[Stated exercise]
Check each line of the material below for "Dominican", then copy the ones that contain it.
━━━ Material for this task ━━━
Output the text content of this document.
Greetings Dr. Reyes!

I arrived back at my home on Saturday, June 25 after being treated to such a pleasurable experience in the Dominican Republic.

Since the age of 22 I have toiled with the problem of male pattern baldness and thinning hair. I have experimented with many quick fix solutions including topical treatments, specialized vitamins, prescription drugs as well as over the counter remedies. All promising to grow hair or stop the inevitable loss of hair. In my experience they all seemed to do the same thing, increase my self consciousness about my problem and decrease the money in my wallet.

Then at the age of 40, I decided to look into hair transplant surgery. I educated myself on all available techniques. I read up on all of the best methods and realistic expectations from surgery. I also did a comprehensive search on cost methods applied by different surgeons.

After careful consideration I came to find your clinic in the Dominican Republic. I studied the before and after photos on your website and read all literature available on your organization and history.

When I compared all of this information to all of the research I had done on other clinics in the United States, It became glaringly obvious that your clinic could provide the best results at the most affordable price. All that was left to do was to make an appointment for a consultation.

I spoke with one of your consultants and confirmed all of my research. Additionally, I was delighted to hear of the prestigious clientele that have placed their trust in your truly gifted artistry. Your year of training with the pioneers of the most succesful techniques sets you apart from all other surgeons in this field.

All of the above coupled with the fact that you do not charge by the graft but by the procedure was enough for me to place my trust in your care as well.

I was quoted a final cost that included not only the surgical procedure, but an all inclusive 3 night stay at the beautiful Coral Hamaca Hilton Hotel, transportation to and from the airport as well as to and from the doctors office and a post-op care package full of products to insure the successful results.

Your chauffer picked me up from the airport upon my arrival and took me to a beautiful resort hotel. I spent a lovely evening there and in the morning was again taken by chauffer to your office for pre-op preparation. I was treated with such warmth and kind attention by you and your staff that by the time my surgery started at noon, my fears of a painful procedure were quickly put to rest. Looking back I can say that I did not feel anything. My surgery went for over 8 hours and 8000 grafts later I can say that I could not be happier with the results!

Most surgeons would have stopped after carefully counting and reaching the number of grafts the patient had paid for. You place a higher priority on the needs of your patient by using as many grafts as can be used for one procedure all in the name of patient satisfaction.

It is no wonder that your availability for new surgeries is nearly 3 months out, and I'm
━━━
[Exercise response]
I arrived back at my home on Saturday, June 25 after being treated to such a pleasurable experience in the Dominican Republic.
After careful consideration I came to find your clinic in the Dominican Republic. I studied the before and after photos on your website and read all literature available on your organization and history.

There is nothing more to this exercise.